**Instruction**
Images appear in the records below; leave them out and repeat everything else exactly.
[Start Data rows]
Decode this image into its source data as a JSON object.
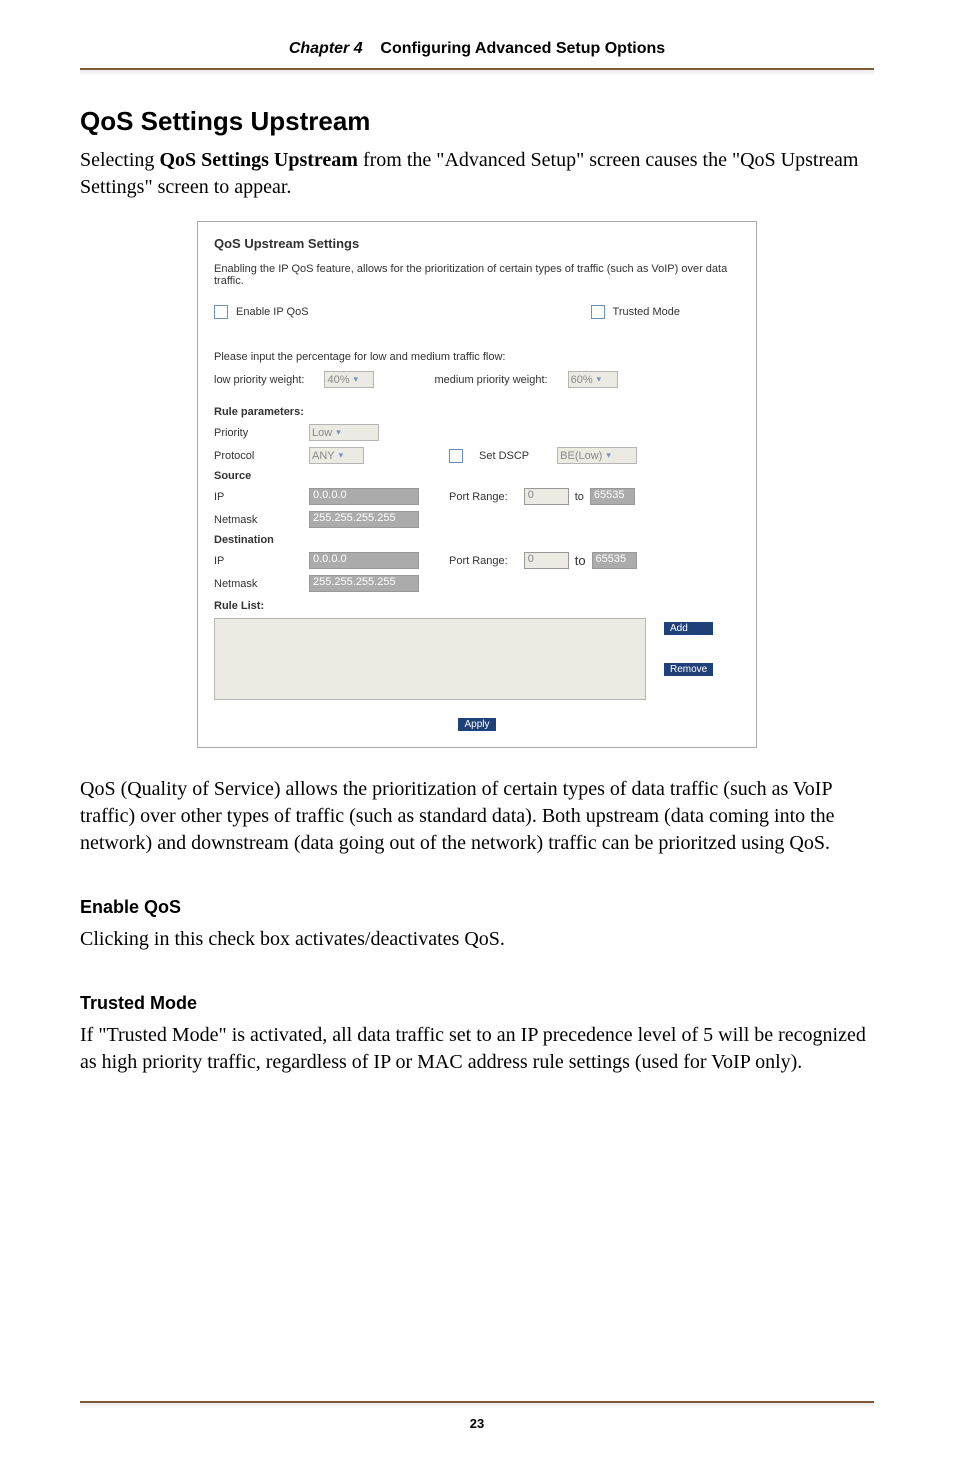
{
  "header": {
    "chapter_label": "Chapter 4",
    "chapter_title": "Configuring Advanced Setup Options"
  },
  "section": {
    "title": "QoS Settings Upstream",
    "intro_part1": "Selecting ",
    "intro_strong": "QoS Settings Upstream",
    "intro_part2": " from the \"Advanced Setup\" screen causes the \"QoS Upstream Settings\" screen to appear."
  },
  "screenshot": {
    "title": "QoS Upstream Settings",
    "description": "Enabling the IP QoS feature, allows for the prioritization of certain types of traffic (such as VoIP) over data traffic.",
    "enable_label": "Enable IP QoS",
    "trusted_label": "Trusted Mode",
    "percentage_prompt": "Please input the percentage for low and medium traffic flow:",
    "low_priority_label": "low priority weight:",
    "low_priority_value": "40%",
    "medium_priority_label": "medium priority weight:",
    "medium_priority_value": "60%",
    "rule_parameters_title": "Rule parameters:",
    "priority_label": "Priority",
    "priority_value": "Low",
    "protocol_label": "Protocol",
    "protocol_value": "ANY",
    "set_dscp_label": "Set DSCP",
    "dscp_value": "BE(Low)",
    "source_label": "Source",
    "destination_label": "Destination",
    "ip_label": "IP",
    "netmask_label": "Netmask",
    "ip_placeholder": "0.0.0.0",
    "netmask_placeholder": "255.255.255.255",
    "port_range_label": "Port Range:",
    "port_from": "0",
    "port_to_word": "to",
    "port_to": "65535",
    "rule_list_title": "Rule List:",
    "add_button": "Add",
    "remove_button": "Remove",
    "apply_button": "Apply"
  },
  "body_paragraph": "QoS (Quality of Service) allows the prioritization of certain types of data traffic (such as VoIP traffic) over other types of traffic (such as standard data). Both upstream (data coming into the network) and downstream (data going out of the network) traffic can be prioritzed using QoS.",
  "enable_qos": {
    "heading": "Enable QoS",
    "text": "Clicking in this check box activates/deactivates QoS."
  },
  "trusted_mode": {
    "heading": "Trusted Mode",
    "text": "If \"Trusted Mode\" is activated, all data traffic set to an IP precedence level of 5 will be recognized as high priority traffic, regardless of IP or MAC address rule settings (used for VoIP only)."
  },
  "page_number": "23"
}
[End Data rows]
**Response**
Decode this image into its source data as a JSON object.
{
  "header": {
    "chapter_label": "Chapter 4",
    "chapter_title": "Configuring Advanced Setup Options"
  },
  "section": {
    "title": "QoS Settings Upstream",
    "intro_part1": "Selecting ",
    "intro_strong": "QoS Settings Upstream",
    "intro_part2": " from the \"Advanced Setup\" screen causes the \"QoS Upstream Settings\" screen to appear."
  },
  "screenshot": {
    "title": "QoS Upstream Settings",
    "description": "Enabling the IP QoS feature, allows for the prioritization of certain types of traffic (such as VoIP) over data traffic.",
    "enable_label": "Enable IP QoS",
    "trusted_label": "Trusted Mode",
    "percentage_prompt": "Please input the percentage for low and medium traffic flow:",
    "low_priority_label": "low priority weight:",
    "low_priority_value": "40%",
    "medium_priority_label": "medium priority weight:",
    "medium_priority_value": "60%",
    "rule_parameters_title": "Rule parameters:",
    "priority_label": "Priority",
    "priority_value": "Low",
    "protocol_label": "Protocol",
    "protocol_value": "ANY",
    "set_dscp_label": "Set DSCP",
    "dscp_value": "BE(Low)",
    "source_label": "Source",
    "destination_label": "Destination",
    "ip_label": "IP",
    "netmask_label": "Netmask",
    "ip_placeholder": "0.0.0.0",
    "netmask_placeholder": "255.255.255.255",
    "port_range_label": "Port Range:",
    "port_from": "0",
    "port_to_word": "to",
    "port_to": "65535",
    "rule_list_title": "Rule List:",
    "add_button": "Add",
    "remove_button": "Remove",
    "apply_button": "Apply"
  },
  "body_paragraph": "QoS (Quality of Service) allows the prioritization of certain types of data traffic (such as VoIP traffic) over other types of traffic (such as standard data). Both upstream (data coming into the network) and downstream (data going out of the network) traffic can be prioritzed using QoS.",
  "enable_qos": {
    "heading": "Enable QoS",
    "text": "Clicking in this check box activates/deactivates QoS."
  },
  "trusted_mode": {
    "heading": "Trusted Mode",
    "text": "If \"Trusted Mode\" is activated, all data traffic set to an IP precedence level of 5 will be recognized as high priority traffic, regardless of IP or MAC address rule settings (used for VoIP only)."
  },
  "page_number": "23"
}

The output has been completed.